Could you copy every line from the material below in which "Semi" appears?

Entries with figure data:
▬▬▬▬▬▬▬▬▬▬

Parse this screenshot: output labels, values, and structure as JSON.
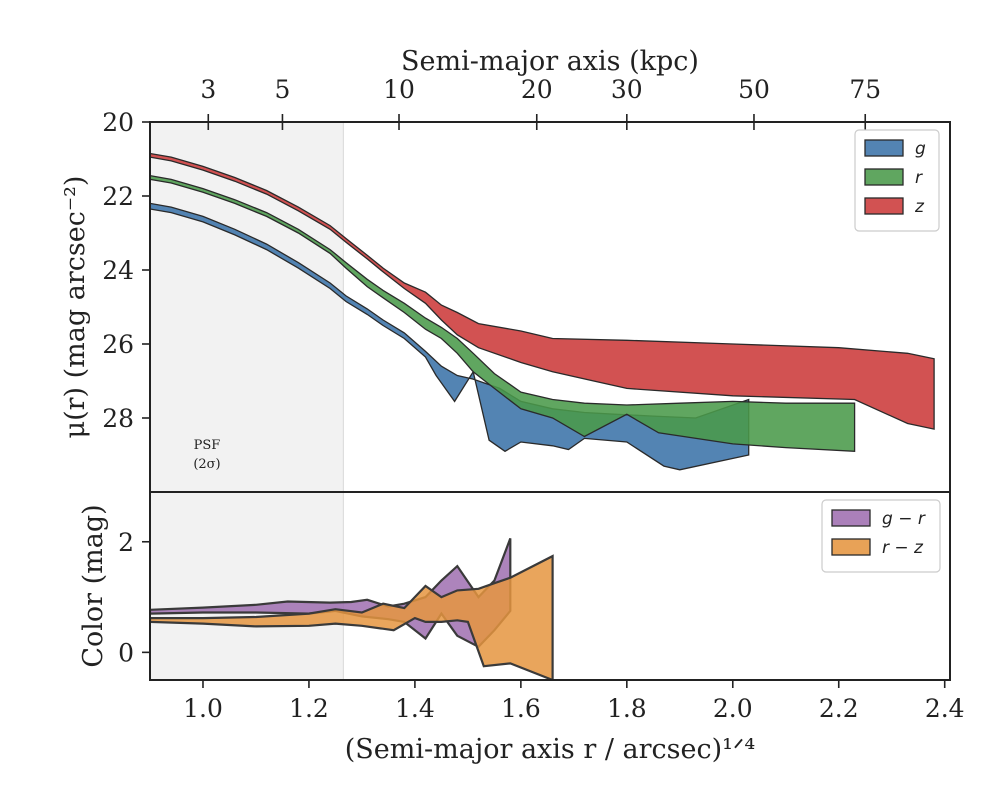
{
  "chart_data": [
    {
      "panel": "surface-brightness",
      "type": "area",
      "top_axis": {
        "label": "Semi-major axis (kpc)",
        "ticks": [
          3,
          5,
          10,
          20,
          30,
          50,
          75
        ],
        "tick_labels": [
          "3",
          "5",
          "10",
          "20",
          "30",
          "50",
          "75"
        ],
        "tick_x_positions": [
          1.01,
          1.15,
          1.37,
          1.63,
          1.8,
          2.04,
          2.25
        ]
      },
      "xlim": [
        0.9,
        2.41
      ],
      "ylim": [
        30,
        20
      ],
      "y_ticks": [
        20,
        22,
        24,
        26,
        28
      ],
      "y_tick_labels": [
        "20",
        "22",
        "24",
        "26",
        "28"
      ],
      "ylabel": "μ(r) (mag arcsec⁻²)",
      "psf_band": {
        "x_range": [
          0.9,
          1.265
        ],
        "label_line1": "PSF",
        "label_line2": "(2σ)"
      },
      "legend": {
        "position": "upper right",
        "entries": [
          "g",
          "r",
          "z"
        ]
      },
      "series": [
        {
          "name": "g",
          "color": "#3b73a8",
          "upper": [
            [
              0.9,
              22.2
            ],
            [
              0.94,
              22.3
            ],
            [
              1.0,
              22.55
            ],
            [
              1.06,
              22.9
            ],
            [
              1.12,
              23.3
            ],
            [
              1.18,
              23.8
            ],
            [
              1.24,
              24.35
            ],
            [
              1.27,
              24.7
            ],
            [
              1.31,
              25.05
            ],
            [
              1.34,
              25.35
            ],
            [
              1.38,
              25.7
            ],
            [
              1.42,
              26.2
            ],
            [
              1.45,
              26.6
            ],
            [
              1.48,
              26.85
            ],
            [
              1.51,
              26.95
            ],
            [
              1.56,
              27.2
            ],
            [
              1.6,
              27.55
            ],
            [
              1.66,
              27.75
            ],
            [
              1.72,
              27.85
            ],
            [
              1.78,
              27.9
            ],
            [
              1.85,
              27.95
            ],
            [
              1.93,
              28.0
            ],
            [
              2.03,
              27.5
            ]
          ],
          "lower": [
            [
              0.9,
              22.35
            ],
            [
              0.94,
              22.45
            ],
            [
              1.0,
              22.7
            ],
            [
              1.06,
              23.05
            ],
            [
              1.12,
              23.45
            ],
            [
              1.18,
              23.95
            ],
            [
              1.24,
              24.5
            ],
            [
              1.27,
              24.85
            ],
            [
              1.31,
              25.2
            ],
            [
              1.34,
              25.5
            ],
            [
              1.38,
              25.85
            ],
            [
              1.42,
              26.35
            ],
            [
              1.44,
              26.85
            ],
            [
              1.475,
              27.55
            ],
            [
              1.51,
              26.75
            ],
            [
              1.54,
              28.6
            ],
            [
              1.57,
              28.9
            ],
            [
              1.6,
              28.65
            ],
            [
              1.66,
              28.75
            ],
            [
              1.69,
              28.85
            ],
            [
              1.72,
              28.55
            ],
            [
              1.8,
              28.65
            ],
            [
              1.87,
              29.3
            ],
            [
              1.9,
              29.4
            ],
            [
              2.03,
              29.0
            ]
          ]
        },
        {
          "name": "r",
          "color": "#4a9a4a",
          "upper": [
            [
              0.9,
              21.45
            ],
            [
              0.94,
              21.55
            ],
            [
              1.0,
              21.8
            ],
            [
              1.06,
              22.1
            ],
            [
              1.12,
              22.45
            ],
            [
              1.18,
              22.9
            ],
            [
              1.24,
              23.45
            ],
            [
              1.27,
              23.8
            ],
            [
              1.31,
              24.25
            ],
            [
              1.34,
              24.55
            ],
            [
              1.38,
              24.9
            ],
            [
              1.42,
              25.3
            ],
            [
              1.45,
              25.55
            ],
            [
              1.48,
              25.85
            ],
            [
              1.51,
              26.25
            ],
            [
              1.55,
              26.8
            ],
            [
              1.6,
              27.3
            ],
            [
              1.66,
              27.5
            ],
            [
              1.72,
              27.6
            ],
            [
              1.8,
              27.65
            ],
            [
              1.9,
              27.6
            ],
            [
              2.0,
              27.55
            ],
            [
              2.1,
              27.6
            ],
            [
              2.23,
              27.6
            ]
          ],
          "lower": [
            [
              0.9,
              21.55
            ],
            [
              0.94,
              21.65
            ],
            [
              1.0,
              21.9
            ],
            [
              1.06,
              22.2
            ],
            [
              1.12,
              22.55
            ],
            [
              1.18,
              23.0
            ],
            [
              1.24,
              23.55
            ],
            [
              1.27,
              23.95
            ],
            [
              1.31,
              24.45
            ],
            [
              1.34,
              24.75
            ],
            [
              1.38,
              25.15
            ],
            [
              1.42,
              25.6
            ],
            [
              1.45,
              25.85
            ],
            [
              1.48,
              26.25
            ],
            [
              1.51,
              26.75
            ],
            [
              1.55,
              27.2
            ],
            [
              1.6,
              27.75
            ],
            [
              1.66,
              28.0
            ],
            [
              1.72,
              28.5
            ],
            [
              1.8,
              27.9
            ],
            [
              1.86,
              28.4
            ],
            [
              2.0,
              28.7
            ],
            [
              2.1,
              28.8
            ],
            [
              2.23,
              28.9
            ]
          ]
        },
        {
          "name": "z",
          "color": "#cc3a3a",
          "upper": [
            [
              0.9,
              20.85
            ],
            [
              0.94,
              20.95
            ],
            [
              1.0,
              21.2
            ],
            [
              1.06,
              21.5
            ],
            [
              1.12,
              21.85
            ],
            [
              1.18,
              22.3
            ],
            [
              1.24,
              22.8
            ],
            [
              1.27,
              23.15
            ],
            [
              1.31,
              23.6
            ],
            [
              1.34,
              23.95
            ],
            [
              1.38,
              24.35
            ],
            [
              1.42,
              24.6
            ],
            [
              1.45,
              24.95
            ],
            [
              1.48,
              25.15
            ],
            [
              1.52,
              25.45
            ],
            [
              1.6,
              25.65
            ],
            [
              1.66,
              25.85
            ],
            [
              1.8,
              25.9
            ],
            [
              2.0,
              26.0
            ],
            [
              2.2,
              26.1
            ],
            [
              2.33,
              26.25
            ],
            [
              2.38,
              26.4
            ]
          ],
          "lower": [
            [
              0.9,
              20.95
            ],
            [
              0.94,
              21.05
            ],
            [
              1.0,
              21.3
            ],
            [
              1.06,
              21.6
            ],
            [
              1.12,
              21.95
            ],
            [
              1.18,
              22.4
            ],
            [
              1.24,
              22.9
            ],
            [
              1.27,
              23.25
            ],
            [
              1.31,
              23.7
            ],
            [
              1.34,
              24.05
            ],
            [
              1.38,
              24.5
            ],
            [
              1.42,
              24.9
            ],
            [
              1.45,
              25.35
            ],
            [
              1.48,
              25.75
            ],
            [
              1.52,
              26.1
            ],
            [
              1.6,
              26.5
            ],
            [
              1.66,
              26.75
            ],
            [
              1.8,
              27.2
            ],
            [
              2.0,
              27.4
            ],
            [
              2.23,
              27.5
            ],
            [
              2.33,
              28.15
            ],
            [
              2.38,
              28.3
            ]
          ]
        }
      ]
    },
    {
      "panel": "color",
      "type": "area",
      "xlim": [
        0.9,
        2.41
      ],
      "ylim": [
        -0.5,
        2.9
      ],
      "y_ticks": [
        0,
        2
      ],
      "y_tick_labels": [
        "0",
        "2"
      ],
      "ylabel": "Color (mag)",
      "xlabel": "(Semi-major axis r / arcsec)¹ᐟ⁴",
      "x_ticks": [
        1.0,
        1.2,
        1.4,
        1.6,
        1.8,
        2.0,
        2.2,
        2.4
      ],
      "x_tick_labels": [
        "1.0",
        "1.2",
        "1.4",
        "1.6",
        "1.8",
        "2.0",
        "2.2",
        "2.4"
      ],
      "psf_band": {
        "x_range": [
          0.9,
          1.265
        ]
      },
      "legend": {
        "position": "upper right",
        "entries": [
          "g − r",
          "r − z"
        ]
      },
      "series": [
        {
          "name": "g − r",
          "color": "#9f6eb0",
          "upper": [
            [
              0.9,
              0.77
            ],
            [
              1.0,
              0.81
            ],
            [
              1.1,
              0.86
            ],
            [
              1.16,
              0.92
            ],
            [
              1.24,
              0.9
            ],
            [
              1.28,
              0.91
            ],
            [
              1.31,
              0.95
            ],
            [
              1.35,
              0.83
            ],
            [
              1.38,
              0.88
            ],
            [
              1.42,
              1.0
            ],
            [
              1.45,
              1.3
            ],
            [
              1.48,
              1.56
            ],
            [
              1.52,
              1.0
            ],
            [
              1.55,
              1.3
            ],
            [
              1.58,
              2.06
            ]
          ],
          "lower": [
            [
              0.9,
              0.7
            ],
            [
              1.0,
              0.72
            ],
            [
              1.1,
              0.72
            ],
            [
              1.2,
              0.7
            ],
            [
              1.25,
              0.75
            ],
            [
              1.3,
              0.65
            ],
            [
              1.35,
              0.6
            ],
            [
              1.38,
              0.55
            ],
            [
              1.42,
              0.25
            ],
            [
              1.45,
              0.7
            ],
            [
              1.48,
              0.3
            ],
            [
              1.52,
              0.1
            ],
            [
              1.55,
              0.4
            ],
            [
              1.58,
              0.75
            ]
          ]
        },
        {
          "name": "r − z",
          "color": "#e59540",
          "upper": [
            [
              0.9,
              0.62
            ],
            [
              1.0,
              0.62
            ],
            [
              1.1,
              0.64
            ],
            [
              1.2,
              0.7
            ],
            [
              1.25,
              0.78
            ],
            [
              1.3,
              0.72
            ],
            [
              1.34,
              0.88
            ],
            [
              1.38,
              0.8
            ],
            [
              1.42,
              1.2
            ],
            [
              1.45,
              1.0
            ],
            [
              1.48,
              1.12
            ],
            [
              1.52,
              1.15
            ],
            [
              1.55,
              1.25
            ],
            [
              1.58,
              1.35
            ],
            [
              1.66,
              1.74
            ]
          ],
          "lower": [
            [
              0.9,
              0.55
            ],
            [
              1.0,
              0.52
            ],
            [
              1.1,
              0.47
            ],
            [
              1.2,
              0.48
            ],
            [
              1.25,
              0.52
            ],
            [
              1.3,
              0.48
            ],
            [
              1.36,
              0.4
            ],
            [
              1.4,
              0.62
            ],
            [
              1.42,
              0.55
            ],
            [
              1.45,
              0.55
            ],
            [
              1.48,
              0.58
            ],
            [
              1.5,
              0.55
            ],
            [
              1.53,
              -0.25
            ],
            [
              1.58,
              -0.2
            ],
            [
              1.66,
              -0.5
            ]
          ]
        }
      ]
    }
  ]
}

▬▬▬▬▬▬▬▬▬▬

#### [Exercise output]
        "label": "Semi-major axis (kpc)",
      "xlabel": "(Semi-major axis r / arcsec)¹ᐟ⁴",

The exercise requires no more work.